• **AIM**
Return all the data below as it stands, minus the pictures.

• **DATA TO PROCESS**
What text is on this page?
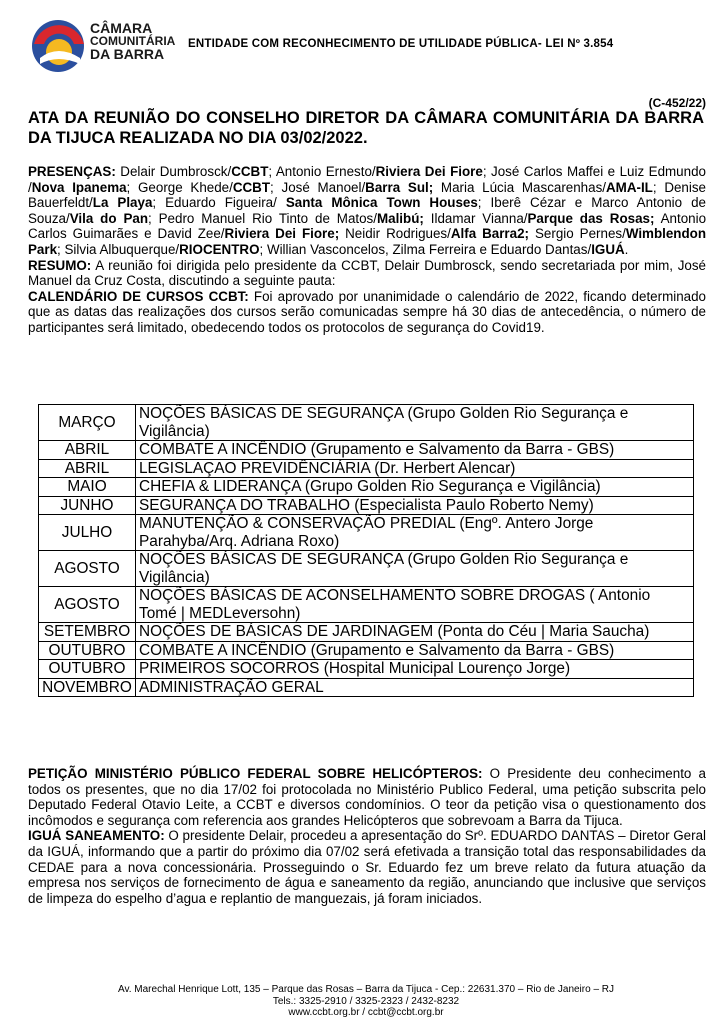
CÂMARA
COMUNITÁRIA
DA BARRA
ENTIDADE COM RECONHECIMENTO DE UTILIDADE PÚBLICA- LEI Nº 3.854
(C-452/22)
ATA DA REUNIÃO DO CONSELHO DIRETOR DA CÂMARA COMUNITÁRIA DA BARRA DA TIJUCA REALIZADA NO DIA 03/02/2022.

PRESENÇAS: Delair Dumbrosck/CCBT; Antonio Ernesto/Riviera Dei Fiore; José Carlos Maffei e Luiz Edmundo /Nova Ipanema; George Khede/CCBT; José Manoel/Barra Sul; Maria Lúcia Mascarenhas/AMA-IL; Denise Bauerfeldt/La Playa; Eduardo Figueira/ Santa Mônica Town Houses; Iberê Cézar e Marco Antonio de Souza/Vila do Pan; Pedro Manuel Rio Tinto de Matos/Malibú; Ildamar Vianna/Parque das Rosas; Antonio Carlos Guimarães e David Zee/Riviera Dei Fiore; Neidir Rodrigues/Alfa Barra2; Sergio Pernes/Wimblendon Park; Silvia Albuquerque/RIOCENTRO; Willian Vasconcelos, Zilma Ferreira e Eduardo Dantas/IGUÁ.

RESUMO: A reunião foi dirigida pelo presidente da CCBT, Delair Dumbrosck, sendo secretariada por mim, José Manuel da Cruz Costa, discutindo a seguinte pauta:

CALENDÁRIO DE CURSOS CCBT: Foi aprovado por unanimidade o calendário de 2022, ficando determinado que as datas das realizações dos cursos serão comunicadas sempre há 30 dias de antecedência, o número de participantes será limitado, obedecendo todos os protocolos de segurança do Covid19.

MARÇO	NOÇÕES BÁSICAS DE SEGURANÇA (Grupo Golden Rio Segurança e Vigilância)
ABRIL	COMBATE A INCÊNDIO (Grupamento e Salvamento da Barra - GBS)
ABRIL	LEGISLAÇAO PREVIDÊNCIÁRIA (Dr. Herbert Alencar)
MAIO	CHEFIA & LIDERANÇA (Grupo Golden Rio Segurança e Vigilância)
JUNHO	SEGURANÇA DO TRABALHO (Especialista Paulo Roberto Nemy)
JULHO	MANUTENÇÃO & CONSERVAÇÃO PREDIAL (Engº. Antero Jorge Parahyba/Arq. Adriana Roxo)
AGOSTO	NOÇÕES BÁSICAS DE SEGURANÇA (Grupo Golden Rio Segurança e Vigilância)
AGOSTO	NOÇÕES BÁSICAS DE ACONSELHAMENTO SOBRE DROGAS ( Antonio Tomé | MEDLeversohn)
SETEMBRO	NOÇÕES DE BÁSICAS DE JARDINAGEM (Ponta do Céu | Maria Saucha)
OUTUBRO	COMBATE A INCÊNDIO (Grupamento e Salvamento da Barra - GBS)
OUTUBRO	PRIMEIROS SOCORROS (Hospital Municipal Lourenço Jorge)
NOVEMBRO	ADMINISTRAÇÃO GERAL

PETIÇÃO MINISTÉRIO PÚBLICO FEDERAL SOBRE HELICÓPTEROS: O Presidente deu conhecimento a todos os presentes, que no dia 17/02 foi protocolada no Ministério Publico Federal, uma petição subscrita pelo Deputado Federal Otavio Leite, a CCBT e diversos condomínios. O teor da petição visa o questionamento dos incômodos e segurança com referencia aos grandes Helicópteros que sobrevoam a Barra da Tijuca.

IGUÁ SANEAMENTO: O presidente Delair, procedeu a apresentação do Srº. EDUARDO DANTAS – Diretor Geral da IGUÁ, informando que a partir do próximo dia 07/02 será efetivada a transição total das responsabilidades da CEDAE para a nova concessionária. Prosseguindo o Sr. Eduardo fez um breve relato da futura atuação da empresa nos serviços de fornecimento de água e saneamento da região, anunciando que inclusive que serviços de limpeza do espelho d’agua e replantio de manguezais, já foram iniciados.

Av. Marechal Henrique Lott, 135 – Parque das Rosas – Barra da Tijuca - Cep.: 22631.370 – Rio de Janeiro – RJ
Tels.: 3325-2910 / 3325-2323 / 2432-8232
www.ccbt.org.br / ccbt@ccbt.org.br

• **RESPONSE TO THIS EXERCISE**
What text is on this page?
CÂMARA
COMUNITÁRIA
DA BARRA
ENTIDADE COM RECONHECIMENTO DE UTILIDADE PÚBLICA- LEI Nº 3.854
(C-452/22)
ATA DA REUNIÃO DO CONSELHO DIRETOR DA CÂMARA COMUNITÁRIA DA BARRA DA TIJUCA REALIZADA NO DIA 03/02/2022.

PRESENÇAS: Delair Dumbrosck/CCBT; Antonio Ernesto/Riviera Dei Fiore; José Carlos Maffei e Luiz Edmundo /Nova Ipanema; George Khede/CCBT; José Manoel/Barra Sul; Maria Lúcia Mascarenhas/AMA-IL; Denise Bauerfeldt/La Playa; Eduardo Figueira/ Santa Mônica Town Houses; Iberê Cézar e Marco Antonio de Souza/Vila do Pan; Pedro Manuel Rio Tinto de Matos/Malibú; Ildamar Vianna/Parque das Rosas; Antonio Carlos Guimarães e David Zee/Riviera Dei Fiore; Neidir Rodrigues/Alfa Barra2; Sergio Pernes/Wimblendon Park; Silvia Albuquerque/RIOCENTRO; Willian Vasconcelos, Zilma Ferreira e Eduardo Dantas/IGUÁ.

RESUMO: A reunião foi dirigida pelo presidente da CCBT, Delair Dumbrosck, sendo secretariada por mim, José Manuel da Cruz Costa, discutindo a seguinte pauta:

CALENDÁRIO DE CURSOS CCBT: Foi aprovado por unanimidade o calendário de 2022, ficando determinado que as datas das realizações dos cursos serão comunicadas sempre há 30 dias de antecedência, o número de participantes será limitado, obedecendo todos os protocolos de segurança do Covid19.

MARÇO	NOÇÕES BÁSICAS DE SEGURANÇA (Grupo Golden Rio Segurança e Vigilância)
ABRIL	COMBATE A INCÊNDIO (Grupamento e Salvamento da Barra - GBS)
ABRIL	LEGISLAÇAO PREVIDÊNCIÁRIA (Dr. Herbert Alencar)
MAIO	CHEFIA & LIDERANÇA (Grupo Golden Rio Segurança e Vigilância)
JUNHO	SEGURANÇA DO TRABALHO (Especialista Paulo Roberto Nemy)
JULHO	MANUTENÇÃO & CONSERVAÇÃO PREDIAL (Engº. Antero Jorge Parahyba/Arq. Adriana Roxo)
AGOSTO	NOÇÕES BÁSICAS DE SEGURANÇA (Grupo Golden Rio Segurança e Vigilância)
AGOSTO	NOÇÕES BÁSICAS DE ACONSELHAMENTO SOBRE DROGAS ( Antonio Tomé | MEDLeversohn)
SETEMBRO	NOÇÕES DE BÁSICAS DE JARDINAGEM (Ponta do Céu | Maria Saucha)
OUTUBRO	COMBATE A INCÊNDIO (Grupamento e Salvamento da Barra - GBS)
OUTUBRO	PRIMEIROS SOCORROS (Hospital Municipal Lourenço Jorge)
NOVEMBRO	ADMINISTRAÇÃO GERAL

PETIÇÃO MINISTÉRIO PÚBLICO FEDERAL SOBRE HELICÓPTEROS: O Presidente deu conhecimento a todos os presentes, que no dia 17/02 foi protocolada no Ministério Publico Federal, uma petição subscrita pelo Deputado Federal Otavio Leite, a CCBT e diversos condomínios. O teor da petição visa o questionamento dos incômodos e segurança com referencia aos grandes Helicópteros que sobrevoam a Barra da Tijuca.

IGUÁ SANEAMENTO: O presidente Delair, procedeu a apresentação do Srº. EDUARDO DANTAS – Diretor Geral da IGUÁ, informando que a partir do próximo dia 07/02 será efetivada a transição total das responsabilidades da CEDAE para a nova concessionária. Prosseguindo o Sr. Eduardo fez um breve relato da futura atuação da empresa nos serviços de fornecimento de água e saneamento da região, anunciando que inclusive que serviços de limpeza do espelho d’agua e replantio de manguezais, já foram iniciados.

Av. Marechal Henrique Lott, 135 – Parque das Rosas – Barra da Tijuca - Cep.: 22631.370 – Rio de Janeiro – RJ
Tels.: 3325-2910 / 3325-2323 / 2432-8232
www.ccbt.org.br / ccbt@ccbt.org.br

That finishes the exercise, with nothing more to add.